Output the records. Match them exactly.
··· Provided records
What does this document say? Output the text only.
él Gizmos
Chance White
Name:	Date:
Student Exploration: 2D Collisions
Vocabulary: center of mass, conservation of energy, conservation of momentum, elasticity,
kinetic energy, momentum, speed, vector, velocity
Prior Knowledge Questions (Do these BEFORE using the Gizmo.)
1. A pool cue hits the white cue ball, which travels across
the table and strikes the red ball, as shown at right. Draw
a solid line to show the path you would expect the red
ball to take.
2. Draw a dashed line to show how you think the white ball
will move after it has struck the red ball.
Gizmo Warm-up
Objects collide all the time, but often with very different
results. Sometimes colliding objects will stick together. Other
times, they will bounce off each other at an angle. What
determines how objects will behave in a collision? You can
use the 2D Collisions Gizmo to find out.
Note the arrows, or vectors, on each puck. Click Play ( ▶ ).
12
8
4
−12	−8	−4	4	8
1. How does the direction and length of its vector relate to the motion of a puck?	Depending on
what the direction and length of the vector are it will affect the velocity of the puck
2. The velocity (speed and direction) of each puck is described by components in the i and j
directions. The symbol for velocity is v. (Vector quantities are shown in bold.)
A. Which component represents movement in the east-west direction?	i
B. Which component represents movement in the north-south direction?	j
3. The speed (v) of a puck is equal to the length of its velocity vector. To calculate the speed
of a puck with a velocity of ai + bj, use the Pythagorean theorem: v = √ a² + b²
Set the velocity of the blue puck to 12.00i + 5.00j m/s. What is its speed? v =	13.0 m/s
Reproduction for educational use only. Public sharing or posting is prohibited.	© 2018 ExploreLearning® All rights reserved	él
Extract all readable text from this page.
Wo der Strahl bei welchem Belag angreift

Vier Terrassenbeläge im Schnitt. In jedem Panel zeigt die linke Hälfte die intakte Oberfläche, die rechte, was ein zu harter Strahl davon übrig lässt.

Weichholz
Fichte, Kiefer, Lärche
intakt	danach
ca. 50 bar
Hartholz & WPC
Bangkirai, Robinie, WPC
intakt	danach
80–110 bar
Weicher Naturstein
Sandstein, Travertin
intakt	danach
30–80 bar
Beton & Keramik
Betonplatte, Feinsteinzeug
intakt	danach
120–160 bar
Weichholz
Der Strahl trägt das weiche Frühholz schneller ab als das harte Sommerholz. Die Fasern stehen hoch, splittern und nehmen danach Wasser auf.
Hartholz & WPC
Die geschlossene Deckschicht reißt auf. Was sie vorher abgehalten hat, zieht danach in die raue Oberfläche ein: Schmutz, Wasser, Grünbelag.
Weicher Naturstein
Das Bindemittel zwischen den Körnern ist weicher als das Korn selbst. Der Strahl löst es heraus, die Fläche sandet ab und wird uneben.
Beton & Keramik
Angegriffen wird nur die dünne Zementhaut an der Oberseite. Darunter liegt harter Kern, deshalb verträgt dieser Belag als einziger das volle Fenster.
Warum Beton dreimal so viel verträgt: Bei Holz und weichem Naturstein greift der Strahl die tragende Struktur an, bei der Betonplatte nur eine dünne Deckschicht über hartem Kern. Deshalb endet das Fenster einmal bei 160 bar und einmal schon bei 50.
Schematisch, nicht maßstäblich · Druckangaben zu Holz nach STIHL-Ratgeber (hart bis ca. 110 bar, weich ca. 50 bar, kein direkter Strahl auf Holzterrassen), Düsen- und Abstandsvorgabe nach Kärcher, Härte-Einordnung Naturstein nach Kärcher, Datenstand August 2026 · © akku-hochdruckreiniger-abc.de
······
- _Response_
What does this document say? Output the text only.
él Gizmos
Chance White
Name:	Date:
Student Exploration: 2D Collisions
Vocabulary: center of mass, conservation of energy, conservation of momentum, elasticity,
kinetic energy, momentum, speed, vector, velocity
Prior Knowledge Questions (Do these BEFORE using the Gizmo.)
1. A pool cue hits the white cue ball, which travels across
the table and strikes the red ball, as shown at right. Draw
a solid line to show the path you would expect the red
ball to take.
2. Draw a dashed line to show how you think the white ball
will move after it has struck the red ball.
Gizmo Warm-up
Objects collide all the time, but often with very different
results. Sometimes colliding objects will stick together. Other
times, they will bounce off each other at an angle. What
determines how objects will behave in a collision? You can
use the 2D Collisions Gizmo to find out.
Note the arrows, or vectors, on each puck. Click Play ( ▶ ).
12
8
4
−12	−8	−4	4	8
1. How does the direction and length of its vector relate to the motion of a puck?	Depending on
what the direction and length of the vector are it will affect the velocity of the puck
2. The velocity (speed and direction) of each puck is described by components in the i and j
directions. The symbol for velocity is v. (Vector quantities are shown in bold.)
A. Which component represents movement in the east-west direction?	i
B. Which component represents movement in the north-south direction?	j
3. The speed (v) of a puck is equal to the length of its velocity vector. To calculate the speed
of a puck with a velocity of ai + bj, use the Pythagorean theorem: v = √ a² + b²
Set the velocity of the blue puck to 12.00i + 5.00j m/s. What is its speed? v =	13.0 m/s
Reproduction for educational use only. Public sharing or posting is prohibited.	© 2018 ExploreLearning® All rights reserved	él
Extract all readable text from this page.
Wo der Strahl bei welchem Belag angreift

Vier Terrassenbeläge im Schnitt. In jedem Panel zeigt die linke Hälfte die intakte Oberfläche, die rechte, was ein zu harter Strahl davon übrig lässt.

Weichholz
Fichte, Kiefer, Lärche
intakt	danach
ca. 50 bar
Hartholz & WPC
Bangkirai, Robinie, WPC
intakt	danach
80–110 bar
Weicher Naturstein
Sandstein, Travertin
intakt	danach
30–80 bar
Beton & Keramik
Betonplatte, Feinsteinzeug
intakt	danach
120–160 bar
Weichholz
Der Strahl trägt das weiche Frühholz schneller ab als das harte Sommerholz. Die Fasern stehen hoch, splittern und nehmen danach Wasser auf.
Hartholz & WPC
Die geschlossene Deckschicht reißt auf. Was sie vorher abgehalten hat, zieht danach in die raue Oberfläche ein: Schmutz, Wasser, Grünbelag.
Weicher Naturstein
Das Bindemittel zwischen den Körnern ist weicher als das Korn selbst. Der Strahl löst es heraus, die Fläche sandet ab und wird uneben.
Beton & Keramik
Angegriffen wird nur die dünne Zementhaut an der Oberseite. Darunter liegt harter Kern, deshalb verträgt dieser Belag als einziger das volle Fenster.
Warum Beton dreimal so viel verträgt: Bei Holz und weichem Naturstein greift der Strahl die tragende Struktur an, bei der Betonplatte nur eine dünne Deckschicht über hartem Kern. Deshalb endet das Fenster einmal bei 160 bar und einmal schon bei 50.
Schematisch, nicht maßstäblich · Druckangaben zu Holz nach STIHL-Ratgeber (hart bis ca. 110 bar, weich ca. 50 bar, kein direkter Strahl auf Holzterrassen), Düsen- und Abstandsvorgabe nach Kärcher, Härte-Einordnung Naturstein nach Kärcher, Datenstand August 2026 · © akku-hochdruckreiniger-abc.de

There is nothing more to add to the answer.